**Task**
Provide nothing beyond the count of lines that include the string "kind".

######

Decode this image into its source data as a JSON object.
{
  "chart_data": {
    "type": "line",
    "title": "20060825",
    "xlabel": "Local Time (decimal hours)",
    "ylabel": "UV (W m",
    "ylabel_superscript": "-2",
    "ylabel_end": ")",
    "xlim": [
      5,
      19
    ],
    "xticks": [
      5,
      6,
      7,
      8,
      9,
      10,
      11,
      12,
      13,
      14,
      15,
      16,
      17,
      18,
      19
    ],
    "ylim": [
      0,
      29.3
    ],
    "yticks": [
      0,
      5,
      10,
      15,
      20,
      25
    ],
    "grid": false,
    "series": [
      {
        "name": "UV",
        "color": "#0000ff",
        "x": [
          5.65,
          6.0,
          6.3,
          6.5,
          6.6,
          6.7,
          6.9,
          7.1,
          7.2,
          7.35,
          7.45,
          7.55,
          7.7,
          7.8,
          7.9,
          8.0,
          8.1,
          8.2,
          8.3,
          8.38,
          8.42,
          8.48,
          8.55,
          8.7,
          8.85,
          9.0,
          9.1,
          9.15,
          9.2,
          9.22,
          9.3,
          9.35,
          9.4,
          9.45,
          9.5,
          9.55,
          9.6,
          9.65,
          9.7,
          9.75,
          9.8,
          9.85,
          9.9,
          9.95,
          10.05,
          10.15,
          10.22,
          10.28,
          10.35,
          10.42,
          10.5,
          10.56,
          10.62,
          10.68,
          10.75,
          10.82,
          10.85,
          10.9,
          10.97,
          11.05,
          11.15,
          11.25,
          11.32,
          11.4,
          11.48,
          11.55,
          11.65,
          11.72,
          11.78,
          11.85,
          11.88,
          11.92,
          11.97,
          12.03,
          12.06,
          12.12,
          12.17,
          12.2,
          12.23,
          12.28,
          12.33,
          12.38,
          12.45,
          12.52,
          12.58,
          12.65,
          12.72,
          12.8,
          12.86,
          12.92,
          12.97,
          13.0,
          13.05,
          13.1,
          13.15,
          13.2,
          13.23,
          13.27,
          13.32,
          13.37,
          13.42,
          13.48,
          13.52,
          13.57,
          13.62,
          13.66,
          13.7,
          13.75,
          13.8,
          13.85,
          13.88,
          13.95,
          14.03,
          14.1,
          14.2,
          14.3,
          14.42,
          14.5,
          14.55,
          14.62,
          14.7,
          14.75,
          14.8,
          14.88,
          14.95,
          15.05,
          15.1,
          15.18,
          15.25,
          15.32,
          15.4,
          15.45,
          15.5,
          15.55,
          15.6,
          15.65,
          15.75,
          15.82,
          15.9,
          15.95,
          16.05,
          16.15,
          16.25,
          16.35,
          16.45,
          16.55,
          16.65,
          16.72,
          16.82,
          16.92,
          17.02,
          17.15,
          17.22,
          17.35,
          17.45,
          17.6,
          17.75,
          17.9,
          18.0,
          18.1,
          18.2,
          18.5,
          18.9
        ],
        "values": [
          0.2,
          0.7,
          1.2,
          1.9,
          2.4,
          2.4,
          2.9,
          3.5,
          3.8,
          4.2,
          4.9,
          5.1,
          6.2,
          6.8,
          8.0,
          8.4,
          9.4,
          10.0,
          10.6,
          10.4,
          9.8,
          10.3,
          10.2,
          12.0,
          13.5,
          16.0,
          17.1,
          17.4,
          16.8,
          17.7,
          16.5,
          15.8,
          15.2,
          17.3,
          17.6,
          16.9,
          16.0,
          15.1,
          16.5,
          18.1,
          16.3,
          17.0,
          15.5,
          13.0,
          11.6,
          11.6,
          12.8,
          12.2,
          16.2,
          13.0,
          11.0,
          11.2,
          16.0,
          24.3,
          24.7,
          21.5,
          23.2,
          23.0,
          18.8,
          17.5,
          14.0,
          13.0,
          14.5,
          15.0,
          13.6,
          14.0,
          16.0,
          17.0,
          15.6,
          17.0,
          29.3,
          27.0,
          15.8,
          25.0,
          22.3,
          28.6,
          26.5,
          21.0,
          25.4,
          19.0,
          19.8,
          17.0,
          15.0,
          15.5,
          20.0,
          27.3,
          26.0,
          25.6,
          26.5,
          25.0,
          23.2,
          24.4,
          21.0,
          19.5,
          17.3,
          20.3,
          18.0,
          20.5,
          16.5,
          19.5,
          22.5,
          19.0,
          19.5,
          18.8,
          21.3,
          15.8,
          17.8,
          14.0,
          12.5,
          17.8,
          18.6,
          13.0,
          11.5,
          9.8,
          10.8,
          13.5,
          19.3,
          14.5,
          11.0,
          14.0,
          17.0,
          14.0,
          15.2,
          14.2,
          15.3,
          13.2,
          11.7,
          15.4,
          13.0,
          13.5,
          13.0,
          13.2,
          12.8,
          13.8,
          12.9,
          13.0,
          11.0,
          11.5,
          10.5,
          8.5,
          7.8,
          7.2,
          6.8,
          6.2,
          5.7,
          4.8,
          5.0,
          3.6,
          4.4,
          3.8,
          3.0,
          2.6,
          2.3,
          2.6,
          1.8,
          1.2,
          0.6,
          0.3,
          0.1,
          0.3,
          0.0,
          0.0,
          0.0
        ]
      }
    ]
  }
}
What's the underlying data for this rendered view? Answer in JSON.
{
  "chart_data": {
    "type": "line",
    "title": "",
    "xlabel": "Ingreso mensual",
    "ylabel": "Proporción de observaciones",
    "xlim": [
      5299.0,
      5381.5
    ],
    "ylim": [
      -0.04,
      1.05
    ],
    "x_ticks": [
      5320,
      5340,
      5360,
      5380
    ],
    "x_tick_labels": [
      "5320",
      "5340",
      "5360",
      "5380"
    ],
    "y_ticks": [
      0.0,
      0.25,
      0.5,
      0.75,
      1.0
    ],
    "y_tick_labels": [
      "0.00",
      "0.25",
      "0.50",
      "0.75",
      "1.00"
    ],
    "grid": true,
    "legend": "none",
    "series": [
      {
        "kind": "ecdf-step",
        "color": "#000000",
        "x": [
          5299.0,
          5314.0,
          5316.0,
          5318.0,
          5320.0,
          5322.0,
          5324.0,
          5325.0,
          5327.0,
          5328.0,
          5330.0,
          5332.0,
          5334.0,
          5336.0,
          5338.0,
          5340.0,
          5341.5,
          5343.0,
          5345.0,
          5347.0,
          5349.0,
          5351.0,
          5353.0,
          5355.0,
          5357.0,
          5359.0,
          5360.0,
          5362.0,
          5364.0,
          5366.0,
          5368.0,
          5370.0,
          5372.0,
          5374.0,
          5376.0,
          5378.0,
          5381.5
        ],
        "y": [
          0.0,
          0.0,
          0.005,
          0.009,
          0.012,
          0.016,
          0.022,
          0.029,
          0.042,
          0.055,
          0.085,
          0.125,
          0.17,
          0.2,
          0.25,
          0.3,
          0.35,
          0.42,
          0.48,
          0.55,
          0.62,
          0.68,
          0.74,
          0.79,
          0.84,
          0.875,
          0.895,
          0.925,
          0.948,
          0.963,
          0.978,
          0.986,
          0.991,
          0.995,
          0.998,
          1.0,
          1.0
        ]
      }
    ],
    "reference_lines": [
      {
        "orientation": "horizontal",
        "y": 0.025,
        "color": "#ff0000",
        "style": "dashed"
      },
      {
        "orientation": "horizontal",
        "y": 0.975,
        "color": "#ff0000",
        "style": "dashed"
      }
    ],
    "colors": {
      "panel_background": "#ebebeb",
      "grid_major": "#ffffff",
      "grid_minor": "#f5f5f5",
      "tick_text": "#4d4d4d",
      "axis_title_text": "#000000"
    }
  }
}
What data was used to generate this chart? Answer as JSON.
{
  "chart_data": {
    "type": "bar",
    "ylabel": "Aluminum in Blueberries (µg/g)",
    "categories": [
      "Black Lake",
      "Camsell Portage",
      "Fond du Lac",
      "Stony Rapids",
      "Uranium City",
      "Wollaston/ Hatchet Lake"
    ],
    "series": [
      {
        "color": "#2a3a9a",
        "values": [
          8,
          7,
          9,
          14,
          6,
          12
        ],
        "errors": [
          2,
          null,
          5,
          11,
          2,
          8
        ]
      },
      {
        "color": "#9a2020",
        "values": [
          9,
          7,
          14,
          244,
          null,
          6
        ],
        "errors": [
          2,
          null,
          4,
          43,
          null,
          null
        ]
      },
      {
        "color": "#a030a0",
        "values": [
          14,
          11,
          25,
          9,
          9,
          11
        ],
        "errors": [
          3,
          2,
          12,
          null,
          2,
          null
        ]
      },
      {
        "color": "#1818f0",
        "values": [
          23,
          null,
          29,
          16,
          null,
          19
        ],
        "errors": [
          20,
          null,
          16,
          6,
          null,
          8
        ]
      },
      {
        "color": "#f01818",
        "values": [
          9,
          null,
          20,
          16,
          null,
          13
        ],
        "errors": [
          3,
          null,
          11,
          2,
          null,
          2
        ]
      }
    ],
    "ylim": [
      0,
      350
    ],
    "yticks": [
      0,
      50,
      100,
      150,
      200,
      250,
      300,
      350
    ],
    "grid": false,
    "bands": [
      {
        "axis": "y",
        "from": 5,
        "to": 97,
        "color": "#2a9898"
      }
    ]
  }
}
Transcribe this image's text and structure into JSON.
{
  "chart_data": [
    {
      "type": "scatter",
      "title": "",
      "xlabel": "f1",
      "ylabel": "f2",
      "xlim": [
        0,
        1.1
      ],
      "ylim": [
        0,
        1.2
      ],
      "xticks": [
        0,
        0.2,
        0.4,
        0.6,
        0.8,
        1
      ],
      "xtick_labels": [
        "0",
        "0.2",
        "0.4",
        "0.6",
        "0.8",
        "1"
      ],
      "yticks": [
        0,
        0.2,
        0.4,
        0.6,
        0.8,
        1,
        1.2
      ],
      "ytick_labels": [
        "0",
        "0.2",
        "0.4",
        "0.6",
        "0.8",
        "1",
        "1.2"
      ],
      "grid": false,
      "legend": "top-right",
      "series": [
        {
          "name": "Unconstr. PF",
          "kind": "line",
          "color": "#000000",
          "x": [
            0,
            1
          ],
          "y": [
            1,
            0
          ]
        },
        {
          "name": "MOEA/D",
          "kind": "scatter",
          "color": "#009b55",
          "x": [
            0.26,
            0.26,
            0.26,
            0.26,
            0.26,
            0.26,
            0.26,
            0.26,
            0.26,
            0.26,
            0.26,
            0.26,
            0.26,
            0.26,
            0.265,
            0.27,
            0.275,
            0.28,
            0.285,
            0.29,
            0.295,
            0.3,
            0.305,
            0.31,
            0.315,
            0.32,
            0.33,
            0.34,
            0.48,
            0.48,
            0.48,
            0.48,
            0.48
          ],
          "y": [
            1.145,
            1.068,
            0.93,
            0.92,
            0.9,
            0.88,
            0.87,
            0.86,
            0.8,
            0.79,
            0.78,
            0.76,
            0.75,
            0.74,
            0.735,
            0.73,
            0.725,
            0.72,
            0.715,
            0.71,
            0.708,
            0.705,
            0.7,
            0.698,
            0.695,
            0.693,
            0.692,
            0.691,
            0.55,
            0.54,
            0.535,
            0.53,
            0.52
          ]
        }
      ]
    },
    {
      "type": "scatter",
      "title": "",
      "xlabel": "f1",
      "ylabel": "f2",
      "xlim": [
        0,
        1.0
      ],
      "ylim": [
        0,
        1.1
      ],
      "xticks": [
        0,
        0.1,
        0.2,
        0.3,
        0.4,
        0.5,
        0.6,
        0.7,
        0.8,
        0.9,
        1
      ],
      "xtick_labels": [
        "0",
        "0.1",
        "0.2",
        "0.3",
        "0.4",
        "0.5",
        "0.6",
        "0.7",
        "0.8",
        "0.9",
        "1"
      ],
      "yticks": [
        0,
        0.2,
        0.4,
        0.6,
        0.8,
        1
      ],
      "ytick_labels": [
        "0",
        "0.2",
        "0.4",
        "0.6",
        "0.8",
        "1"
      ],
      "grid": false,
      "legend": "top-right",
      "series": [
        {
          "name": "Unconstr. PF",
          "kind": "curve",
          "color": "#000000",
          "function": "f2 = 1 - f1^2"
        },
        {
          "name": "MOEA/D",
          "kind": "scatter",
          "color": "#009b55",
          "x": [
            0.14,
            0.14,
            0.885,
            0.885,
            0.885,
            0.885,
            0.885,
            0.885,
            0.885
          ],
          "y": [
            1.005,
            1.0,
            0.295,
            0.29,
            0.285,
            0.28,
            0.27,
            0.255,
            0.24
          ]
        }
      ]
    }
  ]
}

######

**Exercise response**
5